Records from a collection of figures:
################
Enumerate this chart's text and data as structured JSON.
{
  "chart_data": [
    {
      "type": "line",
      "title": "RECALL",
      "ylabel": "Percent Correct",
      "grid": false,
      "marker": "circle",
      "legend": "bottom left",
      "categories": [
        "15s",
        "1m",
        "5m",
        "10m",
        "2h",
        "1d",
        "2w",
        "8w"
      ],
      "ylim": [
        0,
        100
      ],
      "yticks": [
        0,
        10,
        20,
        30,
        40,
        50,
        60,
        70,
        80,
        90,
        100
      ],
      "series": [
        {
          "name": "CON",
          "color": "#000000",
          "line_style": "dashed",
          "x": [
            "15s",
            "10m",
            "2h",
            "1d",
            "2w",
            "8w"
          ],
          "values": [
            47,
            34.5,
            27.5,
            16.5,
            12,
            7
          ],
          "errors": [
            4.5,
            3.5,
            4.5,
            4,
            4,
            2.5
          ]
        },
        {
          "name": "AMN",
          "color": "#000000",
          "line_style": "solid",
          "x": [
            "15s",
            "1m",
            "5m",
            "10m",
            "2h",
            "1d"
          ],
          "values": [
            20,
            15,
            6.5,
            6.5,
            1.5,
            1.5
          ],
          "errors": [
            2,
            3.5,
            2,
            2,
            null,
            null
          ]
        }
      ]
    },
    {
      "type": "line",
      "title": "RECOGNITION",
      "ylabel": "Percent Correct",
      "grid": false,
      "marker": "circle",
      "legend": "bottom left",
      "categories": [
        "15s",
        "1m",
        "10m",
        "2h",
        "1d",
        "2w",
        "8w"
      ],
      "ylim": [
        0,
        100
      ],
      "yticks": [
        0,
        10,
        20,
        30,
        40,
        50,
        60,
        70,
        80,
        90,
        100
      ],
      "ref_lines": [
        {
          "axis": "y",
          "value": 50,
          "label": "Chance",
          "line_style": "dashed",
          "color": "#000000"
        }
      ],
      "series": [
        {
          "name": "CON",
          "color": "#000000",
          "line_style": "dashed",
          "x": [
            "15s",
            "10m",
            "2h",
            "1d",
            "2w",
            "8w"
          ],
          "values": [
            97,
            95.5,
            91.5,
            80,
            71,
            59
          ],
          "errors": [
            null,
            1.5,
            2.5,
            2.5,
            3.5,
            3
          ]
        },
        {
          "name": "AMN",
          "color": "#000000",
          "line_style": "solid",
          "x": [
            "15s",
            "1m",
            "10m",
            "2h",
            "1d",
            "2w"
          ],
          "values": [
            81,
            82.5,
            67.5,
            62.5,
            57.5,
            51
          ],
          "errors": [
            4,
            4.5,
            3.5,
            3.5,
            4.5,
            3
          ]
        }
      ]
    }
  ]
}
################
* PROBLEM TO SOLVE
Write the listing out again, exactly as it reads.

* FINAL ANSWER
Enumerate this chart's text and data as structured JSON.
{
  "chart_data": [
    {
      "type": "line",
      "title": "RECALL",
      "ylabel": "Percent Correct",
      "grid": false,
      "marker": "circle",
      "legend": "bottom left",
      "categories": [
        "15s",
        "1m",
        "5m",
        "10m",
        "2h",
        "1d",
        "2w",
        "8w"
      ],
      "ylim": [
        0,
        100
      ],
      "yticks": [
        0,
        10,
        20,
        30,
        40,
        50,
        60,
        70,
        80,
        90,
        100
      ],
      "series": [
        {
          "name": "CON",
          "color": "#000000",
          "line_style": "dashed",
          "x": [
            "15s",
            "10m",
            "2h",
            "1d",
            "2w",
            "8w"
          ],
          "values": [
            47,
            34.5,
            27.5,
            16.5,
            12,
            7
          ],
          "errors": [
            4.5,
            3.5,
            4.5,
            4,
            4,
            2.5
          ]
        },
        {
          "name": "AMN",
          "color": "#000000",
          "line_style": "solid",
          "x": [
            "15s",
            "1m",
            "5m",
            "10m",
            "2h",
            "1d"
          ],
          "values": [
            20,
            15,
            6.5,
            6.5,
            1.5,
            1.5
          ],
          "errors": [
            2,
            3.5,
            2,
            2,
            null,
            null
          ]
        }
      ]
    },
    {
      "type": "line",
      "title": "RECOGNITION",
      "ylabel": "Percent Correct",
      "grid": false,
      "marker": "circle",
      "legend": "bottom left",
      "categories": [
        "15s",
        "1m",
        "10m",
        "2h",
        "1d",
        "2w",
        "8w"
      ],
      "ylim": [
        0,
        100
      ],
      "yticks": [
        0,
        10,
        20,
        30,
        40,
        50,
        60,
        70,
        80,
        90,
        100
      ],
      "ref_lines": [
        {
          "axis": "y",
          "value": 50,
          "label": "Chance",
          "line_style": "dashed",
          "color": "#000000"
        }
      ],
      "series": [
        {
          "name": "CON",
          "color": "#000000",
          "line_style": "dashed",
          "x": [
            "15s",
            "10m",
            "2h",
            "1d",
            "2w",
            "8w"
          ],
          "values": [
            97,
            95.5,
            91.5,
            80,
            71,
            59
          ],
          "errors": [
            null,
            1.5,
            2.5,
            2.5,
            3.5,
            3
          ]
        },
        {
          "name": "AMN",
          "color": "#000000",
          "line_style": "solid",
          "x": [
            "15s",
            "1m",
            "10m",
            "2h",
            "1d",
            "2w"
          ],
          "values": [
            81,
            82.5,
            67.5,
            62.5,
            57.5,
            51
          ],
          "errors": [
            4,
            4.5,
            3.5,
            3.5,
            4.5,
            3
          ]
        }
      ]
    }
  ]
}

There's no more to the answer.